From the listing below, pull out all lines with "Salinity" in them.

-- START OF Record set --

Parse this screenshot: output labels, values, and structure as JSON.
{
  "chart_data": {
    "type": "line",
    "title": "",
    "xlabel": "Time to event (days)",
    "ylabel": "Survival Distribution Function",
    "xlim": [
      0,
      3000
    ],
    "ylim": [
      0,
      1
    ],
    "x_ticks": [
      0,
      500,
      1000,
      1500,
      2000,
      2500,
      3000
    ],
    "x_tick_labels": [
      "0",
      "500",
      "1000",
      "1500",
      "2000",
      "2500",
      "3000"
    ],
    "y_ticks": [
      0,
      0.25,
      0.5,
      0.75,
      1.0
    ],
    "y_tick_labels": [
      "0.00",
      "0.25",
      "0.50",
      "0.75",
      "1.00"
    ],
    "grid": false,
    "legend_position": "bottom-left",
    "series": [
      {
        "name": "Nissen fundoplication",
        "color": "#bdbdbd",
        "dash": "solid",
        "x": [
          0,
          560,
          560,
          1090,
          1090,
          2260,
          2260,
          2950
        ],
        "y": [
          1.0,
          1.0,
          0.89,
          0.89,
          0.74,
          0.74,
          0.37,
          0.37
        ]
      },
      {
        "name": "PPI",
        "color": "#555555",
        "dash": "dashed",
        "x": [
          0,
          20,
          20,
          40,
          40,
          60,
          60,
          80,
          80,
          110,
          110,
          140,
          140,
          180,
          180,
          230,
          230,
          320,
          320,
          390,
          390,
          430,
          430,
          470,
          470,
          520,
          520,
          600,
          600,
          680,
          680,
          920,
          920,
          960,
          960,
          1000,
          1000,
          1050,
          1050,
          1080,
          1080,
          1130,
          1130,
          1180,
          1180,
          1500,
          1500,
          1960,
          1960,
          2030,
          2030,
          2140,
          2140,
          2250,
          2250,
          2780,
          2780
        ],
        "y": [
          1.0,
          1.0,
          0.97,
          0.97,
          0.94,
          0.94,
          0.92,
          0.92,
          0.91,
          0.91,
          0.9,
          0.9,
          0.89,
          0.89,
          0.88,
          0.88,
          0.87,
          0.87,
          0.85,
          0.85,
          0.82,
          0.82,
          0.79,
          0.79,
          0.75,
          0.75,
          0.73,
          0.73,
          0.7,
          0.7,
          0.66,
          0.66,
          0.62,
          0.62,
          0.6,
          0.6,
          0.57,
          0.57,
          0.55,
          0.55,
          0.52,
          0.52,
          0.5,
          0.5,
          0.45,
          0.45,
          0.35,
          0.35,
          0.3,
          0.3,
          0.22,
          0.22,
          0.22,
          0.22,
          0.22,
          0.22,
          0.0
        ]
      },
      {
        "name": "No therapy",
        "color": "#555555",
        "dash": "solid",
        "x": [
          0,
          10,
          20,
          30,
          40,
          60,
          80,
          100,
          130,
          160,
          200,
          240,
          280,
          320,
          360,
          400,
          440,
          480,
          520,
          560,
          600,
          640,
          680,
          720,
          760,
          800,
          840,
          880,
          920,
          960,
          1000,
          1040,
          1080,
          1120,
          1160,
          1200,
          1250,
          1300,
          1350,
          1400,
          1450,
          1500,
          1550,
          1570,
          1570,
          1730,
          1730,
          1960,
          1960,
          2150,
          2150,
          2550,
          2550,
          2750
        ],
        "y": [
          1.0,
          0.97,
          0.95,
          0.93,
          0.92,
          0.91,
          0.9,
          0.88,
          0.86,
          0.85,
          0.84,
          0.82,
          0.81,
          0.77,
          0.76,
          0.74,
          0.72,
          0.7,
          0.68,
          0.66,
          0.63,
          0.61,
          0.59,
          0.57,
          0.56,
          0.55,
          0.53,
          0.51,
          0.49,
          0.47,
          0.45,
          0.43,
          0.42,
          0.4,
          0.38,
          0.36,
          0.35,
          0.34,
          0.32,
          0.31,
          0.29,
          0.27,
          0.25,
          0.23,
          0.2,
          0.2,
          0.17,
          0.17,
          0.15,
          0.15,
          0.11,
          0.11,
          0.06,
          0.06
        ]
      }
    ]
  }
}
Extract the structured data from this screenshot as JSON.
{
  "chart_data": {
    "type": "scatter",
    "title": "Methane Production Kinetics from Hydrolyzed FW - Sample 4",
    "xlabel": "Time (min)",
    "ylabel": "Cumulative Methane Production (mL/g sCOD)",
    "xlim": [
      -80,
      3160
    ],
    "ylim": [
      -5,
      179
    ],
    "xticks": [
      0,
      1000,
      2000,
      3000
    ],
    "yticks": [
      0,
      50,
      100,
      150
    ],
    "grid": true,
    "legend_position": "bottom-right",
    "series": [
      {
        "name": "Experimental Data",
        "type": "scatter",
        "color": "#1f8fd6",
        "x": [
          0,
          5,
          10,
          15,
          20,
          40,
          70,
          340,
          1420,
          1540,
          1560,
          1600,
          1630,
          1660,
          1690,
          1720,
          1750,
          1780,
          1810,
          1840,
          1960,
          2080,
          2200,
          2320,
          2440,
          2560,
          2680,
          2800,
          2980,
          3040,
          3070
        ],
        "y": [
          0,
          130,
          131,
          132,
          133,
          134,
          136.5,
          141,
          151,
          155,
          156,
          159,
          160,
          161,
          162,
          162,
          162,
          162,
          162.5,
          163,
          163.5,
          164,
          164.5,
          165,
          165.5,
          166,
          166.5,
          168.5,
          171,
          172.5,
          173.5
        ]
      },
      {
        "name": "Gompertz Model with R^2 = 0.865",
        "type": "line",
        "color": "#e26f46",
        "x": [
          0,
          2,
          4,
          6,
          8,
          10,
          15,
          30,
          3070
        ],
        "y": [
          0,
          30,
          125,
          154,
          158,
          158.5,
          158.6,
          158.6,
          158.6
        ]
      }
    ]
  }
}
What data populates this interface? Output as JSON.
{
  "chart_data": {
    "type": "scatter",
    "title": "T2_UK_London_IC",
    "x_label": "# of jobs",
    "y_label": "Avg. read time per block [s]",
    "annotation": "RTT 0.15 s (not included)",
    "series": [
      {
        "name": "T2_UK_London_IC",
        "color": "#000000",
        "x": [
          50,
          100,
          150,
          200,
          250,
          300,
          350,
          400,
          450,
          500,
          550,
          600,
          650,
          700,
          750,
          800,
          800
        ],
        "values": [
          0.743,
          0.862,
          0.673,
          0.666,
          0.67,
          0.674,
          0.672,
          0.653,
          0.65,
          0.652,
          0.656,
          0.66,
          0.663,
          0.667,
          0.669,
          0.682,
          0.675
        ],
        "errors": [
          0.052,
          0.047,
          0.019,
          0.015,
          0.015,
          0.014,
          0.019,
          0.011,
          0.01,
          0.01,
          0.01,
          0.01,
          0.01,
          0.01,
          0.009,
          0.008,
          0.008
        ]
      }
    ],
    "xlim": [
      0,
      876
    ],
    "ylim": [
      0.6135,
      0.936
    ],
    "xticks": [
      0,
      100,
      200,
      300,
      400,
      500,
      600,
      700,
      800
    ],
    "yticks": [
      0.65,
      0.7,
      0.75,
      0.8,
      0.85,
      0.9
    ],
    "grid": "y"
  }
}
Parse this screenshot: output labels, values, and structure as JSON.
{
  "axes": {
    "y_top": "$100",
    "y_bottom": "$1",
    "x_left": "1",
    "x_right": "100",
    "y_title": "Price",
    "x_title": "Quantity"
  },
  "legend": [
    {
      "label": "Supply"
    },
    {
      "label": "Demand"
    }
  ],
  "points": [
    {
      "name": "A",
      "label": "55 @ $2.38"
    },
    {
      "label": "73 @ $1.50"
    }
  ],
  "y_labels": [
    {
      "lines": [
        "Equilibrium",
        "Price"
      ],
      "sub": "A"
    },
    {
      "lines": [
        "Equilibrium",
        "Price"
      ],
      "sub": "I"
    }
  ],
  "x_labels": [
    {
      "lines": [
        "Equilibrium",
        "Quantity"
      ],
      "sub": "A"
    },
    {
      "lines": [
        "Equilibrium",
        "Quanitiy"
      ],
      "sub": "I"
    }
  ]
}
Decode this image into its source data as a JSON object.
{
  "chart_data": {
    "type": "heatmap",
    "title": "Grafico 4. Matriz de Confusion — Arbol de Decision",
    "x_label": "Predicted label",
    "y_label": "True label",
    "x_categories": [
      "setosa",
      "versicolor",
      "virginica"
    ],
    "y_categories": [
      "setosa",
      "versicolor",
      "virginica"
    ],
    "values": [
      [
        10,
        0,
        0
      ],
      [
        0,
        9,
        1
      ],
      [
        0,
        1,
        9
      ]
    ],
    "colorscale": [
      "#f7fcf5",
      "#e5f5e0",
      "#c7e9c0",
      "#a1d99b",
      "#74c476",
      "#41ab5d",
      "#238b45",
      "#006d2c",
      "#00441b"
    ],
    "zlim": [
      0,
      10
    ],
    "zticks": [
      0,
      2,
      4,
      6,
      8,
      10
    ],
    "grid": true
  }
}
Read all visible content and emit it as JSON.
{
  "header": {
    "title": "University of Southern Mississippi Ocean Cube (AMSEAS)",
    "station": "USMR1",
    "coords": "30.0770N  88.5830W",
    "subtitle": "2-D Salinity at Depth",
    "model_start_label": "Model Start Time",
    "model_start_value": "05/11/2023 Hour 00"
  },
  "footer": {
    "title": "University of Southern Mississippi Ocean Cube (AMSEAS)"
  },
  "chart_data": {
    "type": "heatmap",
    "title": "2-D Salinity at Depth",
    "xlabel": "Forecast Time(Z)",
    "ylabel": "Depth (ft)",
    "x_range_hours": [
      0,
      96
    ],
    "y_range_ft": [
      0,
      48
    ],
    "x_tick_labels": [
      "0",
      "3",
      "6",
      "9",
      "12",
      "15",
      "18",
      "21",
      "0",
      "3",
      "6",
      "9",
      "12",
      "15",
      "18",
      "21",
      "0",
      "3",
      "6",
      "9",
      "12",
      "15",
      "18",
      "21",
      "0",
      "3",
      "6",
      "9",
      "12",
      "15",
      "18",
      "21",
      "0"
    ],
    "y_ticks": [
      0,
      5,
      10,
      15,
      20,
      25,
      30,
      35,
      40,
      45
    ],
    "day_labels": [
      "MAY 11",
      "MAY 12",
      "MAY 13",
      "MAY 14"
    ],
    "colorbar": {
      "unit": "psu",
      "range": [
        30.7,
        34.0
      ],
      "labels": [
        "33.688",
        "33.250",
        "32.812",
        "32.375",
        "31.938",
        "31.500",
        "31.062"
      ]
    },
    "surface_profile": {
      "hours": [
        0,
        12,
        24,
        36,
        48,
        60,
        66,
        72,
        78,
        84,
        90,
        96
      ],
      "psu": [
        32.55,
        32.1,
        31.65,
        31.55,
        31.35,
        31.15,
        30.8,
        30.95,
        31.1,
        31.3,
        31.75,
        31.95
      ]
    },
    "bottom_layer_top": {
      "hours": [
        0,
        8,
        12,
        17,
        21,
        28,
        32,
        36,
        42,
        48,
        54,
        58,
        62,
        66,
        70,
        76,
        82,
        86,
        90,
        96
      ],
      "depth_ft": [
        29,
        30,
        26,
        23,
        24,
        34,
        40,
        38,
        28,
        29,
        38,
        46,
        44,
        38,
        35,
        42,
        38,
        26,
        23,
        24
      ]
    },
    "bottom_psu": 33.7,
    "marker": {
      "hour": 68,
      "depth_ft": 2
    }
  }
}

-- END OF Record set --

Expected output –
    "subtitle": "2-D Salinity at Depth",
    "title": "2-D Salinity at Depth",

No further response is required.